_Task objective_.
Pull out each line of the data that includes the word "text".

---------- Records for processing ----------

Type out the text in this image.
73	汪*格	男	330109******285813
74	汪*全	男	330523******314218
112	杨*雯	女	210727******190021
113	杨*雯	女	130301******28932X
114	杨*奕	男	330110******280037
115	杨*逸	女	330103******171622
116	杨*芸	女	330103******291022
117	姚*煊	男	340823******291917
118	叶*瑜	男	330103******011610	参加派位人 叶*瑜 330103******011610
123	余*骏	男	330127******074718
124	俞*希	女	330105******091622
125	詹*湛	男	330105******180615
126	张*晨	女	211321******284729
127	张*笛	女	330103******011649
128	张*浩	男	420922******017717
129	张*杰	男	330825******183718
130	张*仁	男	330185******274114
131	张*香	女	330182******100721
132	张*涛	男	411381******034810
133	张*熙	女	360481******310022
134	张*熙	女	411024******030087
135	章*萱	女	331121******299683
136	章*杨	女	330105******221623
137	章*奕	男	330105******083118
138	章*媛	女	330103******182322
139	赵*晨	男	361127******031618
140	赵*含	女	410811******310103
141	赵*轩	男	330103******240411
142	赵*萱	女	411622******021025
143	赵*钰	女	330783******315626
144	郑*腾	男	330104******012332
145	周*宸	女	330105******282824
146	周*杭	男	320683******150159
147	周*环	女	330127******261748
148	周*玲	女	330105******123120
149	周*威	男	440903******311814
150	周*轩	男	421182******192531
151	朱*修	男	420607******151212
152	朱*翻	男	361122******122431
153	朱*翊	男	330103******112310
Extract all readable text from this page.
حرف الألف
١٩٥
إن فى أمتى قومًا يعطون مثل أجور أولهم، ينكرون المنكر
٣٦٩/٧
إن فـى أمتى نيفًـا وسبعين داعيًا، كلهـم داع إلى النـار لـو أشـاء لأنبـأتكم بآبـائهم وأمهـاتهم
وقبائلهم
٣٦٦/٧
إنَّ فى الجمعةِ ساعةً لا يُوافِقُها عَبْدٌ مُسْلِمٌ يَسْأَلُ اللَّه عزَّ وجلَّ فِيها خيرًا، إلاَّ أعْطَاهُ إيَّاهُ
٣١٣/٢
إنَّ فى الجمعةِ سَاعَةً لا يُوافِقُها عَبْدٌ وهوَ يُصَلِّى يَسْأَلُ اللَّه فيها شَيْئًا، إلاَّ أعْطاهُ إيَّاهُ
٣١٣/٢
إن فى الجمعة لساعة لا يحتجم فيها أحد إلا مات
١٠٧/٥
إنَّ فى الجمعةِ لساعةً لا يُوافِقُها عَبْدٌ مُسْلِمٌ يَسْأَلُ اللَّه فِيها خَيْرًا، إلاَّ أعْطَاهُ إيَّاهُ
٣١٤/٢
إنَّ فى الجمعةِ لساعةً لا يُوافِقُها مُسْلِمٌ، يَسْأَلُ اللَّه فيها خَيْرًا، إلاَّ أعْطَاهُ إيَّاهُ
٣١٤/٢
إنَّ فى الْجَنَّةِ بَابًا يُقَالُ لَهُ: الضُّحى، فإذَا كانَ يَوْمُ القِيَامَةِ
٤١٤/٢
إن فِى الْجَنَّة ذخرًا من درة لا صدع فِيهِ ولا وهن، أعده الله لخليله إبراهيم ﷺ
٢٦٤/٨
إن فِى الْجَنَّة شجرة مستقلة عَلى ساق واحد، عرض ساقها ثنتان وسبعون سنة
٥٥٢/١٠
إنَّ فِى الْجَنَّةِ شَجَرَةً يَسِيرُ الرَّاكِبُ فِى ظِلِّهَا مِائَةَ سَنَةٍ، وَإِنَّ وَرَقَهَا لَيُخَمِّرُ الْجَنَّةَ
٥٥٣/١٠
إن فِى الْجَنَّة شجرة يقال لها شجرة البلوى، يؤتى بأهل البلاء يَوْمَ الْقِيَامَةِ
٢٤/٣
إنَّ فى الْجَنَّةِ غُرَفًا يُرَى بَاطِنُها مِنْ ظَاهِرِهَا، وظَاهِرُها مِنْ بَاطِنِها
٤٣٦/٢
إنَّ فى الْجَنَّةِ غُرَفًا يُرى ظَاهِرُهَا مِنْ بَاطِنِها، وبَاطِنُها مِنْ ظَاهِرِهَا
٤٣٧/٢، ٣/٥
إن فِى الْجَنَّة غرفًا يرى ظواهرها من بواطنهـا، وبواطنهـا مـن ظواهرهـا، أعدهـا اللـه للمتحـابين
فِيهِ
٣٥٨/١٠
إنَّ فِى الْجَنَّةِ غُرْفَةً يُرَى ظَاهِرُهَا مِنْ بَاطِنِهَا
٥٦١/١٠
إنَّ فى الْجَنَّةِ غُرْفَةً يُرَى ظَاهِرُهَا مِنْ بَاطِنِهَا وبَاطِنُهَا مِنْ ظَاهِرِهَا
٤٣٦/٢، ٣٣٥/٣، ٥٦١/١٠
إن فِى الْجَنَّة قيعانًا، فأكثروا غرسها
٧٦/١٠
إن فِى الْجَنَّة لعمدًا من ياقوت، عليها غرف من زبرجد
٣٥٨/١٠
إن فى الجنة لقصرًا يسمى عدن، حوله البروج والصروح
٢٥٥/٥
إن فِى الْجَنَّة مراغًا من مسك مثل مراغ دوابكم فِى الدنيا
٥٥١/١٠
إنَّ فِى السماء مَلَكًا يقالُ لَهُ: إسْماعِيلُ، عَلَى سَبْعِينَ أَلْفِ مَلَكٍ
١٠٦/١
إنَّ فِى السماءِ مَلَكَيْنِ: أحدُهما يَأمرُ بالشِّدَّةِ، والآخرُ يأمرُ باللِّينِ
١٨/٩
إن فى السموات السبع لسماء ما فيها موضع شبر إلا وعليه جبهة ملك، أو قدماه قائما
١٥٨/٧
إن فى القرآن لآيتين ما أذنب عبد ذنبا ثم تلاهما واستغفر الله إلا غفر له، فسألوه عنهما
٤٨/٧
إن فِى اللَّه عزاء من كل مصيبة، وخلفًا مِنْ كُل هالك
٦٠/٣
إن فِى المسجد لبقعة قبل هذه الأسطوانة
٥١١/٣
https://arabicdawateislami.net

----------

_Response to this exercise_.
Type out the text in this image.
Extract all readable text from this page.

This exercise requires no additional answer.